▶ Set task: Please copy the material below, swapping "bounding boxes" for "coordinate boxes" and leaving everything else unchanged. Omit the pictures from your copy.

::: Excerpted data

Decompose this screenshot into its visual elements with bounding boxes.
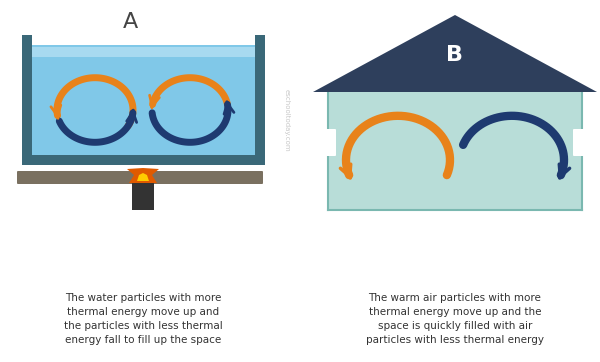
FancyBboxPatch shape [322,129,336,156]
Polygon shape [313,15,597,92]
Bar [132,183,154,210]
Text: The water particles with more
thermal energy move up and
the particles with less: The water particles with more thermal en… [64,293,223,345]
Bar [255,35,265,165]
FancyBboxPatch shape [573,129,587,156]
Bar [328,90,582,210]
Bar [32,45,255,165]
Polygon shape [137,173,149,181]
Bar [22,35,32,165]
Text: A: A [122,12,137,32]
Text: The warm air particles with more
thermal energy move up and the
space is quickly: The warm air particles with more thermal… [366,293,544,345]
Polygon shape [127,168,159,183]
Bar [22,155,265,165]
Text: B: B [446,45,464,65]
Bar [32,47,255,57]
Text: eschooltoday.com: eschooltoday.com [284,89,290,151]
FancyBboxPatch shape [17,171,263,184]
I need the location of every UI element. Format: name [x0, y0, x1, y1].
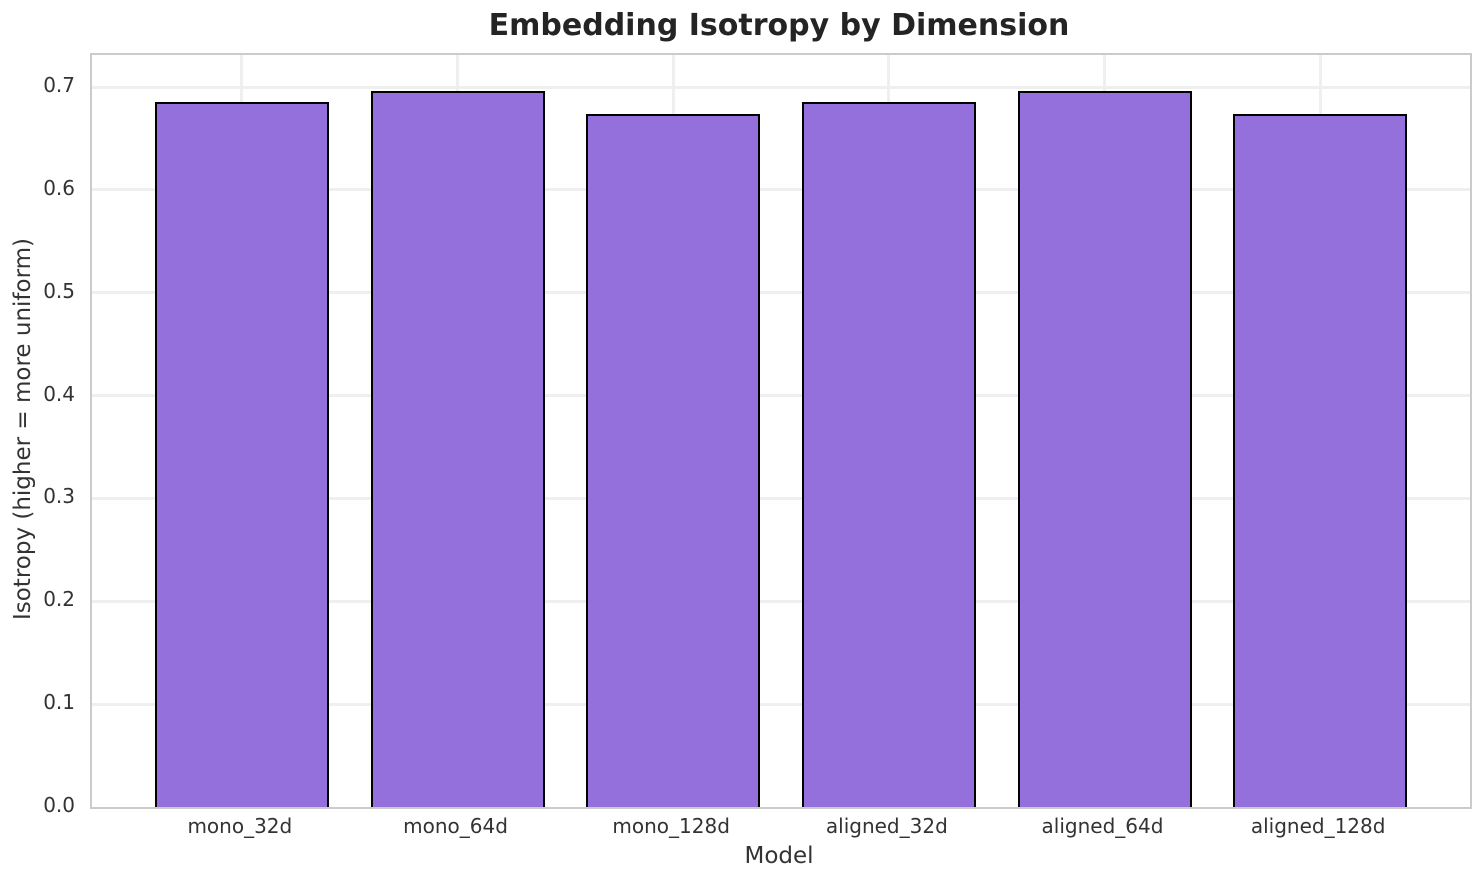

::::::

▶ Solution for this exercise:
Decompose this screenshot into its visual elements with coordinate boxes.
FancyBboxPatch shape [322,129,336,156]
Polygon shape [313,15,597,92]
Bar [132,183,154,210]
Text: The water particles with more
thermal energy move up and
the particles with less: The water particles with more thermal en… [64,293,223,345]
Bar [255,35,265,165]
FancyBboxPatch shape [573,129,587,156]
Bar [328,90,582,210]
Bar [32,45,255,165]
Polygon shape [137,173,149,181]
Bar [22,35,32,165]
Text: A: A [122,12,137,32]
Text: The warm air particles with more
thermal energy move up and the
space is quickly: The warm air particles with more thermal… [366,293,544,345]
Polygon shape [127,168,159,183]
Bar [22,155,265,165]
Text: B: B [446,45,464,65]
Bar [32,47,255,57]
Text: eschooltoday.com: eschooltoday.com [284,89,290,151]
FancyBboxPatch shape [17,171,263,184]
I need the location of every UI element. Format: name [x0, y0, x1, y1].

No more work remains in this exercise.